(begin)

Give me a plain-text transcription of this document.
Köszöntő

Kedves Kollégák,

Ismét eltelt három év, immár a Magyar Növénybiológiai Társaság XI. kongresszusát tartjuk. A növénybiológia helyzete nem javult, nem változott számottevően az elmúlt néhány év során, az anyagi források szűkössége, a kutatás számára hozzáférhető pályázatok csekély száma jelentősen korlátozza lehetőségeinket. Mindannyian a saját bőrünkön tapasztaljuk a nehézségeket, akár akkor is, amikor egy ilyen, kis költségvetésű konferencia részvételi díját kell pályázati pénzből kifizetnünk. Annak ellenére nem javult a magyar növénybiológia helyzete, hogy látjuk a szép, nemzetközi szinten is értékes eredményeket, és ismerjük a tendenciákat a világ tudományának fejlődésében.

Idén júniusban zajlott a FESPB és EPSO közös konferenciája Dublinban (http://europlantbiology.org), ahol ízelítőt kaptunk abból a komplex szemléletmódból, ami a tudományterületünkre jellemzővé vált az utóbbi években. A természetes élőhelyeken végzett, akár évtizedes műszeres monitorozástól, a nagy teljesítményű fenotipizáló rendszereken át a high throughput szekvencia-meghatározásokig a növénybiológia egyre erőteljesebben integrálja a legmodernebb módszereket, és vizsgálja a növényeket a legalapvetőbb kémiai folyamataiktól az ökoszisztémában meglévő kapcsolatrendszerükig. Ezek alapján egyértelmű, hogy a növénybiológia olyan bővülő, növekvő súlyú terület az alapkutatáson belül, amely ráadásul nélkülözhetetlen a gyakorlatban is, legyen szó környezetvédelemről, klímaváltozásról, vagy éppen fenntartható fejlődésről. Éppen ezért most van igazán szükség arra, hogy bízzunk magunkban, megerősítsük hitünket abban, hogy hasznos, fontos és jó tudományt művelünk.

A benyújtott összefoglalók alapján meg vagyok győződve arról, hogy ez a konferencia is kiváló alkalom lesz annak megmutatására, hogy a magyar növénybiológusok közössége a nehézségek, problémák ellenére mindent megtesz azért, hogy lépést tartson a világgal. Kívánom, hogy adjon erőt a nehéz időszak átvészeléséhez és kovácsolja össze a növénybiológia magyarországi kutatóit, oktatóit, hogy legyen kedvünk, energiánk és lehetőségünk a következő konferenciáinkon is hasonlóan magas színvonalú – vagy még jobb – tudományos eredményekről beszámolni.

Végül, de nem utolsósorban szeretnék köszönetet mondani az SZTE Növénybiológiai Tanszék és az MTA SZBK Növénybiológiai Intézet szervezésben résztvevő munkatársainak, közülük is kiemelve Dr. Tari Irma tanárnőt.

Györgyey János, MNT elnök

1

(end)

### Exercise details:
Find how many lines of the entries contain "konferencia". Respond with the number only.

### The response:
2